Rows from a dataset:

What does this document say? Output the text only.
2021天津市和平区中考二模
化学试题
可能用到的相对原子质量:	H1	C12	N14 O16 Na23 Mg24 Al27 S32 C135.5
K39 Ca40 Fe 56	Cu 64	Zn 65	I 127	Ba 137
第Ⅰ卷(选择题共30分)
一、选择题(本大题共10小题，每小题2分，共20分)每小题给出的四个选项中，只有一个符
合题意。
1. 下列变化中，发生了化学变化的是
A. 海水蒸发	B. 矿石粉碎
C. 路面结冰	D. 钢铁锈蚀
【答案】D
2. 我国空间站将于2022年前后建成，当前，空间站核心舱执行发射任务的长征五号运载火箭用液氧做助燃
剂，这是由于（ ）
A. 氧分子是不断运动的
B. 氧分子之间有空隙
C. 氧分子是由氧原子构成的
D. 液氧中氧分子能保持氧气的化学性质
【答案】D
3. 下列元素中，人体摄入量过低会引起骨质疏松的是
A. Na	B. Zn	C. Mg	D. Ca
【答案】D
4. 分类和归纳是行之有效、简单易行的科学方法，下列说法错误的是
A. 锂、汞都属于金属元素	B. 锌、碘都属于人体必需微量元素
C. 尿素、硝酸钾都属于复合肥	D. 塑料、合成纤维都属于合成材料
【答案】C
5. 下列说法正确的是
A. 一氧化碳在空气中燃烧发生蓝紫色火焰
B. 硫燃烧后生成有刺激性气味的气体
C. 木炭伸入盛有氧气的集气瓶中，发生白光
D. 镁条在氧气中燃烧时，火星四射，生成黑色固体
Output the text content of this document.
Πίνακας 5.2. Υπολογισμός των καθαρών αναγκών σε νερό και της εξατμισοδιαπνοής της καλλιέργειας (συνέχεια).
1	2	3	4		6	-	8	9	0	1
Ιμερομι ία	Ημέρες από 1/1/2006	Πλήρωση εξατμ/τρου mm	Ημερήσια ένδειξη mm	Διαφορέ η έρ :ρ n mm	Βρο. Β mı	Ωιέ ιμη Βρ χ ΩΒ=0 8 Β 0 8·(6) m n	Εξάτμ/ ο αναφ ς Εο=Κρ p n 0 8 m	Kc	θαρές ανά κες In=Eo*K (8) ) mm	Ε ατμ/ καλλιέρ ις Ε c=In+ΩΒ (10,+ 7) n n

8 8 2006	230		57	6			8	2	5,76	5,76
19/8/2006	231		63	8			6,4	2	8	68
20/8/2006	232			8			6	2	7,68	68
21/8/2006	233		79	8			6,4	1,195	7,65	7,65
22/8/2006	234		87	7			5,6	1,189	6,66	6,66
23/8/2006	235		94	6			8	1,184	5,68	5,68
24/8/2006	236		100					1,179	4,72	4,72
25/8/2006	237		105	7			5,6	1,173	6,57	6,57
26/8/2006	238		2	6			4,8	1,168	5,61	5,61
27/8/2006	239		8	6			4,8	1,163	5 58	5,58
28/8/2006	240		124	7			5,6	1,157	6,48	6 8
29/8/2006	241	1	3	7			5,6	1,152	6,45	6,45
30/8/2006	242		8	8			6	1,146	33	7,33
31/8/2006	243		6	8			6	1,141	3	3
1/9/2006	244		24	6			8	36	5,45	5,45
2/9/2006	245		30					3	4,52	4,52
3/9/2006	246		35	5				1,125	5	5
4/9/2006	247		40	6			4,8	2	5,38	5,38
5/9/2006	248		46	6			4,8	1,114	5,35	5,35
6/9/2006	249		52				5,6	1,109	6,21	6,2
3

** Stated exercise **
Gather each line that holds "document".

** Exercise answer **
What does this document say? Output the text only.
Output the text content of this document.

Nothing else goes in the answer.